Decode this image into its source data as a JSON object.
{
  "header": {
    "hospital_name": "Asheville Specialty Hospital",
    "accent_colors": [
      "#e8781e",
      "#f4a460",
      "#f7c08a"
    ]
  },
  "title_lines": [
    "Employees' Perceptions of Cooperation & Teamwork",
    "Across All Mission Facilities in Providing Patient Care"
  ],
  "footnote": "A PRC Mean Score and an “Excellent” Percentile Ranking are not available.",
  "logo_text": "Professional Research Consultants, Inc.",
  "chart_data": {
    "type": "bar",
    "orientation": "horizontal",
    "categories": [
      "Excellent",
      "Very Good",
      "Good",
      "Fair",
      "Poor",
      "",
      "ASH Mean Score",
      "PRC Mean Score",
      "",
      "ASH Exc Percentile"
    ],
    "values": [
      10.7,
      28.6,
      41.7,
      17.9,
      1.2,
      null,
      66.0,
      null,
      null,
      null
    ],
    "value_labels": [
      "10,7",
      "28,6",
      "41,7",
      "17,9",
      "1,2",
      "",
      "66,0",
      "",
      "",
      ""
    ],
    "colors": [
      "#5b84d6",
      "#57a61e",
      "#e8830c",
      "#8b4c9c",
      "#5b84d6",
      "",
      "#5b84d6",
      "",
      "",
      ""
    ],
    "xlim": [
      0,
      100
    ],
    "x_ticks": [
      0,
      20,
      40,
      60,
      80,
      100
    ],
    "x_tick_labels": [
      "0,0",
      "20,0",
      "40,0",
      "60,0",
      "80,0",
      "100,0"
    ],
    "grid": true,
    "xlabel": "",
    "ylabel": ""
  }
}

----------

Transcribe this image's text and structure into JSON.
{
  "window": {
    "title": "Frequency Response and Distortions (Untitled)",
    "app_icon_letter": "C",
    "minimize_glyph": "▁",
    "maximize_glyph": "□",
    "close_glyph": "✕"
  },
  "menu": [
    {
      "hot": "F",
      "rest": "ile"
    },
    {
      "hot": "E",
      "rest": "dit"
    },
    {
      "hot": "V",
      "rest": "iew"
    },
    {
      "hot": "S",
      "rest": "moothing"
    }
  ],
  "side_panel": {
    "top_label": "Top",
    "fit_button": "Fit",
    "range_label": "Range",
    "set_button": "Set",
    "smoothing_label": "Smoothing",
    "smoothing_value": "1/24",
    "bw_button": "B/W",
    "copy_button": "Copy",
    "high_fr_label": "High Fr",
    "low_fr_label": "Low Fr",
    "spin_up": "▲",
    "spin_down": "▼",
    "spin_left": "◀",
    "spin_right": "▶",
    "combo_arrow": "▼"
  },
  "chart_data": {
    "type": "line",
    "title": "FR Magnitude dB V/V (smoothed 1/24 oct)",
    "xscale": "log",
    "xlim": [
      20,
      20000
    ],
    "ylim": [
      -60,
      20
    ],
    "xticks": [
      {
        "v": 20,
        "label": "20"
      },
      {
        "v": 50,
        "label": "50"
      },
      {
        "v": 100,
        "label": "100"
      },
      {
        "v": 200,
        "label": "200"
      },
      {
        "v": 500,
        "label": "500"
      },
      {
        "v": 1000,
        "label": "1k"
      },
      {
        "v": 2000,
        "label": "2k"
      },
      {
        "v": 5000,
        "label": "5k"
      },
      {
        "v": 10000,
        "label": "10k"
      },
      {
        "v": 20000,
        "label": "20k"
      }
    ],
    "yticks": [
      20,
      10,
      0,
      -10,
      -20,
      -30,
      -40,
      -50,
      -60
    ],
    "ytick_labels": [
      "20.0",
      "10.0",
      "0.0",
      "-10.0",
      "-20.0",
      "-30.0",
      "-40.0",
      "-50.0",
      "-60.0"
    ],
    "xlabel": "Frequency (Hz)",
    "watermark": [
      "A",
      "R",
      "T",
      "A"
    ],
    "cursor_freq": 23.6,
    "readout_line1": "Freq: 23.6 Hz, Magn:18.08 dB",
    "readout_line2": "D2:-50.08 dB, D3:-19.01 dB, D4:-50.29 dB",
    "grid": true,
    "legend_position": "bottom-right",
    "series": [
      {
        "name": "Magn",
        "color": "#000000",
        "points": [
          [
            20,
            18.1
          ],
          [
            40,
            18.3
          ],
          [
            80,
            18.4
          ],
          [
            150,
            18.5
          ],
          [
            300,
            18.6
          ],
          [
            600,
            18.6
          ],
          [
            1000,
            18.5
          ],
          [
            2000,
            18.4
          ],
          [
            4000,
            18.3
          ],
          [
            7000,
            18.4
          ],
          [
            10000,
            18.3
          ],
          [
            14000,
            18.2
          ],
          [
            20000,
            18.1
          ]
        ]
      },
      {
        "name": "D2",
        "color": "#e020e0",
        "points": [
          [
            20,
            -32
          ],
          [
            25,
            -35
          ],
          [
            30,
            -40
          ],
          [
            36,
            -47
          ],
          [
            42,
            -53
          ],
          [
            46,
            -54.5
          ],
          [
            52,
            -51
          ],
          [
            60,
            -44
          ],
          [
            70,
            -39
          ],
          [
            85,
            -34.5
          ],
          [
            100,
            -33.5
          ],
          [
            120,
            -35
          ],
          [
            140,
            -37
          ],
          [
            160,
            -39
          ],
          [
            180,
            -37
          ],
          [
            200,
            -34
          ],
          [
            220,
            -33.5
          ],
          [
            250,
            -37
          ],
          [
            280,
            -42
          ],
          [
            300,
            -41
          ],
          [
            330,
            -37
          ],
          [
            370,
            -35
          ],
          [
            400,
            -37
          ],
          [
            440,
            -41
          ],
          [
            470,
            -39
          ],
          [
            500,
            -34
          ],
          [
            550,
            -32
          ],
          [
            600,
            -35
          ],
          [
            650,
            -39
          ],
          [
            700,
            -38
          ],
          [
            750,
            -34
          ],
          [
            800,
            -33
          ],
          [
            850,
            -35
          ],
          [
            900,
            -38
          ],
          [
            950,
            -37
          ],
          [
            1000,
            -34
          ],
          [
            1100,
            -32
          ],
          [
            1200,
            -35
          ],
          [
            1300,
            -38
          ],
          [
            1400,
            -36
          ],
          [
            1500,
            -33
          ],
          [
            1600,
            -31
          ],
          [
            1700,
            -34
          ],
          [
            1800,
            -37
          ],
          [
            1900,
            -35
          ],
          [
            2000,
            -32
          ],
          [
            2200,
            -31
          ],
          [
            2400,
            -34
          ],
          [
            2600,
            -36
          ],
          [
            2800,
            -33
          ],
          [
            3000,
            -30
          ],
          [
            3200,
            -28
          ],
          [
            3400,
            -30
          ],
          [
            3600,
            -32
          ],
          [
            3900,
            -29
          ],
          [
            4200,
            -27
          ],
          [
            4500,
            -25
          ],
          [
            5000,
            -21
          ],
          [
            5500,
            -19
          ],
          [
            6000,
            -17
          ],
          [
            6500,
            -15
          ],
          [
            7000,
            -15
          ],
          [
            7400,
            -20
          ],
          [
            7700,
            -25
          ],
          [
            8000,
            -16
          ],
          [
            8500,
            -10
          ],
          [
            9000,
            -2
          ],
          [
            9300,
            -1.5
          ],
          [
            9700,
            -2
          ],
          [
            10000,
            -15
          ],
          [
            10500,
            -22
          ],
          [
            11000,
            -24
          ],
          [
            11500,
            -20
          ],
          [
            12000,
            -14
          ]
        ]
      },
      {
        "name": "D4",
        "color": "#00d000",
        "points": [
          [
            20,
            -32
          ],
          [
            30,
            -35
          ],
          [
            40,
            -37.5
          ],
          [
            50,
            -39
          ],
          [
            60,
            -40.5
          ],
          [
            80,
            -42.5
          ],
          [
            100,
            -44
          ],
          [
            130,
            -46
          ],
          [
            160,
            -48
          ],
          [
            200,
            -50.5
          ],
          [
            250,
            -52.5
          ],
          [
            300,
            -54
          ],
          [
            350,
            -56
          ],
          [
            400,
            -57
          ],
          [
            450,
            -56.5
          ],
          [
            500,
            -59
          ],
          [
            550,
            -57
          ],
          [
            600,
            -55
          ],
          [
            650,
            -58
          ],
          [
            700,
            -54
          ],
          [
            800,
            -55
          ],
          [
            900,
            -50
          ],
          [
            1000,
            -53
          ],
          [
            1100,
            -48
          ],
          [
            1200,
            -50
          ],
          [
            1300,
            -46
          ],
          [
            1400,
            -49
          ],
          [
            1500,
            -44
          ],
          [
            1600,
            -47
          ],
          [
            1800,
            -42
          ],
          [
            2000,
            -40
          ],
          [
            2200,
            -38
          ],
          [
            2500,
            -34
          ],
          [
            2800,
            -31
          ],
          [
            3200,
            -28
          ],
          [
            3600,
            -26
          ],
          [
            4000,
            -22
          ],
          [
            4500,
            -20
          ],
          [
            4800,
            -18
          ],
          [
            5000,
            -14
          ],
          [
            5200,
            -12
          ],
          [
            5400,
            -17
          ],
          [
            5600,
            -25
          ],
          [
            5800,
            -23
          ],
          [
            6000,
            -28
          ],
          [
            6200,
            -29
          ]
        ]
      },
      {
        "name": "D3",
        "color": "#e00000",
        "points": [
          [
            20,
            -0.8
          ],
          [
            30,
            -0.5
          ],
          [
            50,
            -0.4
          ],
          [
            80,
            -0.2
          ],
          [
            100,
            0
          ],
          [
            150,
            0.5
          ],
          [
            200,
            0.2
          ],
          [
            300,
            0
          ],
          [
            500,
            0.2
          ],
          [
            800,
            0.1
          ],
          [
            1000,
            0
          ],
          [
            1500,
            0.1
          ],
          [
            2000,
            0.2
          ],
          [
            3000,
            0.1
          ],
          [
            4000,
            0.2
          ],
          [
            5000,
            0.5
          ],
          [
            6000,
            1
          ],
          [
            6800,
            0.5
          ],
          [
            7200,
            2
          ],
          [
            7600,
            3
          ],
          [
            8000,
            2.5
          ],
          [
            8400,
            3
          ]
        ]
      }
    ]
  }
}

----------

* Task prompt *
Select from the material above each line in which the string "Percentile" appears, and list those lines.

* Exercise output *
  "footnote": "A PRC Mean Score and an “Excellent” Percentile Ranking are not available.",
      "ASH Exc Percentile"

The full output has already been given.